■ Material

□ □ □ □ □

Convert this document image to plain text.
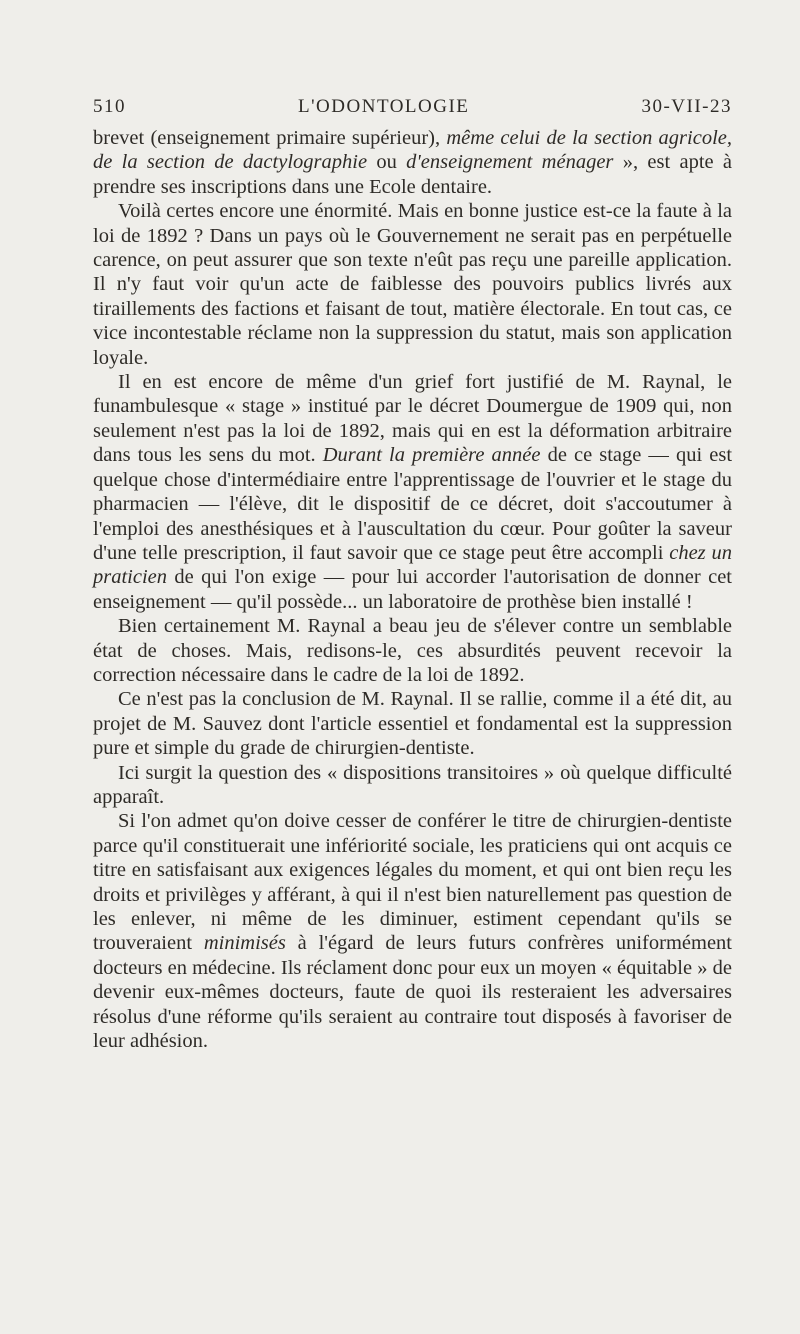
510	L'ODONTOLOGIE	30-VII-23

brevet (enseignement primaire supérieur), même celui de la section agricole, de la section de dactylographie ou d'enseignement ménager », est apte à prendre ses inscriptions dans une Ecole dentaire.

Voilà certes encore une énormité. Mais en bonne justice est-ce la faute à la loi de 1892 ? Dans un pays où le Gouvernement ne serait pas en perpétuelle carence, on peut assurer que son texte n'eût pas reçu une pareille application. Il n'y faut voir qu'un acte de faiblesse des pouvoirs publics livrés aux tiraillements des factions et faisant de tout, matière électorale. En tout cas, ce vice incontestable réclame non la suppression du statut, mais son application loyale.

Il en est encore de même d'un grief fort justifié de M. Raynal, le funambulesque « stage » institué par le décret Doumergue de 1909 qui, non seulement n'est pas la loi de 1892, mais qui en est la déformation arbitraire dans tous les sens du mot. Durant la première année de ce stage — qui est quelque chose d'intermédiaire entre l'apprentissage de l'ouvrier et le stage du pharmacien — l'élève, dit le dispositif de ce décret, doit s'accoutumer à l'emploi des anesthésiques et à l'auscultation du cœur. Pour goûter la saveur d'une telle prescription, il faut savoir que ce stage peut être accompli chez un praticien de qui l'on exige — pour lui accorder l'autorisation de donner cet enseignement — qu'il possède... un laboratoire de prothèse bien installé !

Bien certainement M. Raynal a beau jeu de s'élever contre un semblable état de choses. Mais, redisons-le, ces absurdités peuvent recevoir la correction nécessaire dans le cadre de la loi de 1892.

Ce n'est pas la conclusion de M. Raynal. Il se rallie, comme il a été dit, au projet de M. Sauvez dont l'article essentiel et fondamental est la suppression pure et simple du grade de chirurgien-dentiste.

Ici surgit la question des « dispositions transitoires » où quelque difficulté apparaît.

Si l'on admet qu'on doive cesser de conférer le titre de chirurgien-dentiste parce qu'il constituerait une infériorité sociale, les praticiens qui ont acquis ce titre en satisfaisant aux exigences légales du moment, et qui ont bien reçu les droits et privilèges y afférant, à qui il n'est bien naturellement pas question de les enlever, ni même de les diminuer, estiment cependant qu'ils se trouveraient minimisés à l'égard de leurs futurs confrères uniformément docteurs en médecine. Ils réclament donc pour eux un moyen « équitable » de devenir eux-mêmes docteurs, faute de quoi ils resteraient les adversaires résolus d'une réforme qu'ils seraient au contraire tout disposés à favoriser de leur adhésion.
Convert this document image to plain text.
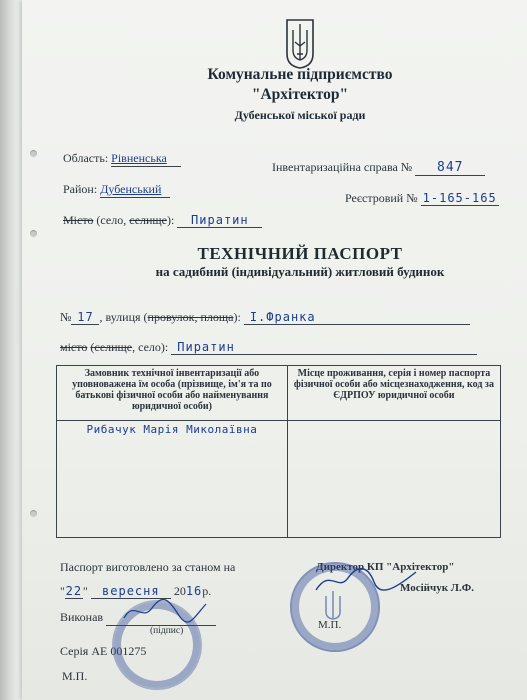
Комунальне підприємство
"Архітектор"
Дубенської міської ради
Область: Рівненська
Район: Дубенський
Місто (село, селище): Пиратин
Інвентаризаційна справа № 847
Реєстровий № 1-165-165
ТЕХНІЧНИЙ ПАСПОРТ
на садибний (індивідуальний) житловий будинок
№ 17 , вулиця (провулок, площа): І.Франка
місто (селище, село): Пиратин
Замовник технічної інвентаризації або уповноважена їм особа (прізвище, ім'я та по батькові фізичної особи або найменування юридичної особи)	Місце проживання, серія і номер паспорта фізичної особи або місцезнаходження, код за ЄДРПОУ юридичної особи
Рибачук Марія Миколаївна	
Паспорт виготовлено за станом на
"22" вересня 2016р.
Виконав
(підпис)
Серія АЕ 001275
М.П.
Директор КП "Архітектор"
Мосійчук Л.Ф.
М.П.
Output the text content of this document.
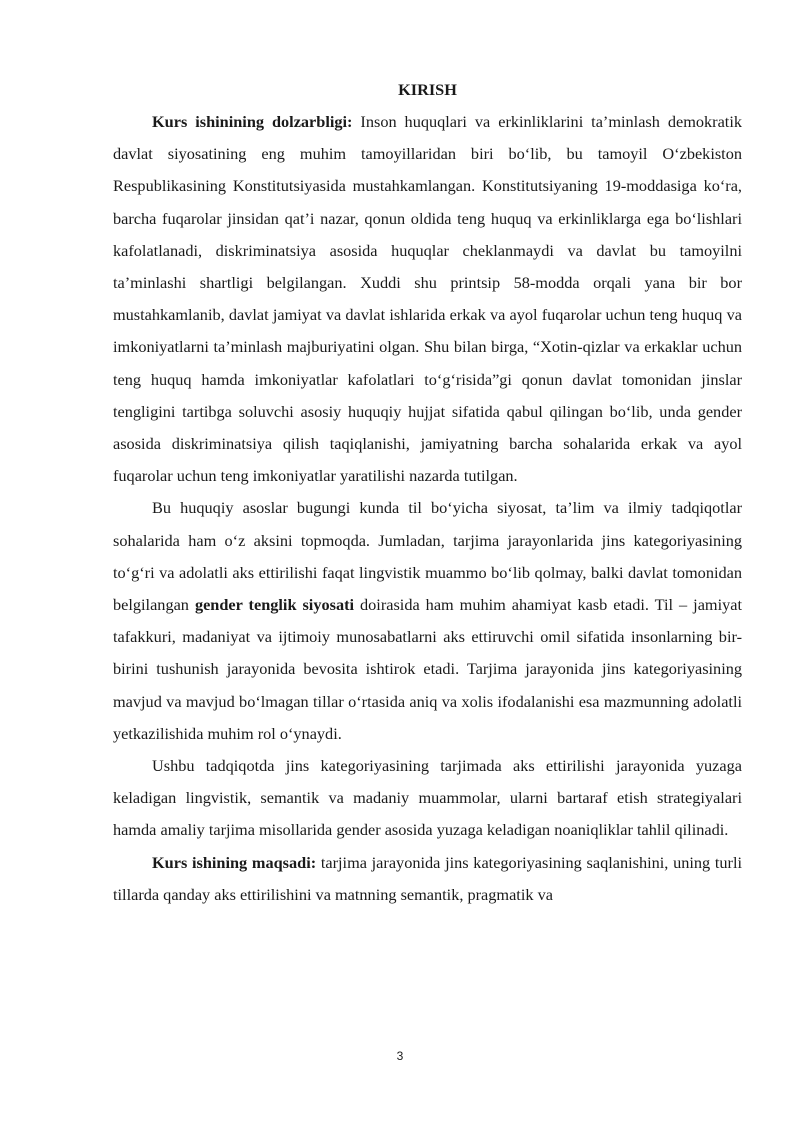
KIRISH

Kurs ishinining dolzarbligi: Inson huquqlari va erkinliklarini ta’minlash demokratik davlat siyosatining eng muhim tamoyillaridan biri bo‘lib, bu tamoyil O‘zbekiston Respublikasining Konstitutsiyasida mustahkamlangan. Konstitutsiyaning 19-moddasiga ko‘ra, barcha fuqarolar jinsidan qat’i nazar, qonun oldida teng huquq va erkinliklarga ega bo‘lishlari kafolatlanadi, diskriminatsiya asosida huquqlar cheklanmaydi va davlat bu tamoyilni ta’minlashi shartligi belgilangan. Xuddi shu printsip 58-modda orqali yana bir bor mustahkamlanib, davlat jamiyat va davlat ishlarida erkak va ayol fuqarolar uchun teng huquq va imkoniyatlarni ta’minlash majburiyatini olgan. Shu bilan birga, “Xotin-qizlar va erkaklar uchun teng huquq hamda imkoniyatlar kafolatlari to‘g‘risida”gi qonun davlat tomonidan jinslar tengligini tartibga soluvchi asosiy huquqiy hujjat sifatida qabul qilingan bo‘lib, unda gender asosida diskriminatsiya qilish taqiqlanishi, jamiyatning barcha sohalarida erkak va ayol fuqarolar uchun teng imkoniyatlar yaratilishi nazarda tutilgan.

Bu huquqiy asoslar bugungi kunda til bo‘yicha siyosat, ta’lim va ilmiy tadqiqotlar sohalarida ham o‘z aksini topmoqda. Jumladan, tarjima jarayonlarida jins kategoriyasining to‘g‘ri va adolatli aks ettirilishi faqat lingvistik muammo bo‘lib qolmay, balki davlat tomonidan belgilangan gender tenglik siyosati doirasida ham muhim ahamiyat kasb etadi. Til – jamiyat tafakkuri, madaniyat va ijtimoiy munosabatlarni aks ettiruvchi omil sifatida insonlarning bir-birini tushunish jarayonida bevosita ishtirok etadi. Tarjima jarayonida jins kategoriyasining mavjud va mavjud bo‘lmagan tillar o‘rtasida aniq va xolis ifodalanishi esa mazmunning adolatli yetkazilishida muhim rol o‘ynaydi.

Ushbu tadqiqotda jins kategoriyasining tarjimada aks ettirilishi jarayonida yuzaga keladigan lingvistik, semantik va madaniy muammolar, ularni bartaraf etish strategiyalari hamda amaliy tarjima misollarida gender asosida yuzaga keladigan noaniqliklar tahlil qilinadi.

Kurs ishining maqsadi: tarjima jarayonida jins kategoriyasining saqlanishini, uning turli tillarda qanday aks ettirilishini va matnning semantik, pragmatik va

3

□ □ □ □ □

■ What is asked
Copy every line of the listing containing the string "sohalarida".

■ Response to the exercise
Kurs ishinining dolzarbligi: Inson huquqlari va erkinliklarini ta’minlash demokratik davlat siyosatining eng muhim tamoyillaridan biri bo‘lib, bu tamoyil O‘zbekiston Respublikasining Konstitutsiyasida mustahkamlangan. Konstitutsiyaning 19-moddasiga ko‘ra, barcha fuqarolar jinsidan qat’i nazar, qonun oldida teng huquq va erkinliklarga ega bo‘lishlari kafolatlanadi, diskriminatsiya asosida huquqlar cheklanmaydi va davlat bu tamoyilni ta’minlashi shartligi belgilangan. Xuddi shu printsip 58-modda orqali yana bir bor mustahkamlanib, davlat jamiyat va davlat ishlarida erkak va ayol fuqarolar uchun teng huquq va imkoniyatlarni ta’minlash majburiyatini olgan. Shu bilan birga, “Xotin-qizlar va erkaklar uchun teng huquq hamda imkoniyatlar kafolatlari to‘g‘risida”gi qonun davlat tomonidan jinslar tengligini tartibga soluvchi asosiy huquqiy hujjat sifatida qabul qilingan bo‘lib, unda gender asosida diskriminatsiya qilish taqiqlanishi, jamiyatning barcha sohalarida erkak va ayol fuqarolar uchun teng imkoniyatlar yaratilishi nazarda tutilgan.
Bu huquqiy asoslar bugungi kunda til bo‘yicha siyosat, ta’lim va ilmiy tadqiqotlar sohalarida ham o‘z aksini topmoqda. Jumladan, tarjima jarayonlarida jins kategoriyasining to‘g‘ri va adolatli aks ettirilishi faqat lingvistik muammo bo‘lib qolmay, balki davlat tomonidan belgilangan gender tenglik siyosati doirasida ham muhim ahamiyat kasb etadi. Til – jamiyat tafakkuri, madaniyat va ijtimoiy munosabatlarni aks ettiruvchi omil sifatida insonlarning bir-birini tushunish jarayonida bevosita ishtirok etadi. Tarjima jarayonida jins kategoriyasining mavjud va mavjud bo‘lmagan tillar o‘rtasida aniq va xolis ifodalanishi esa mazmunning adolatli yetkazilishida muhim rol o‘ynaydi.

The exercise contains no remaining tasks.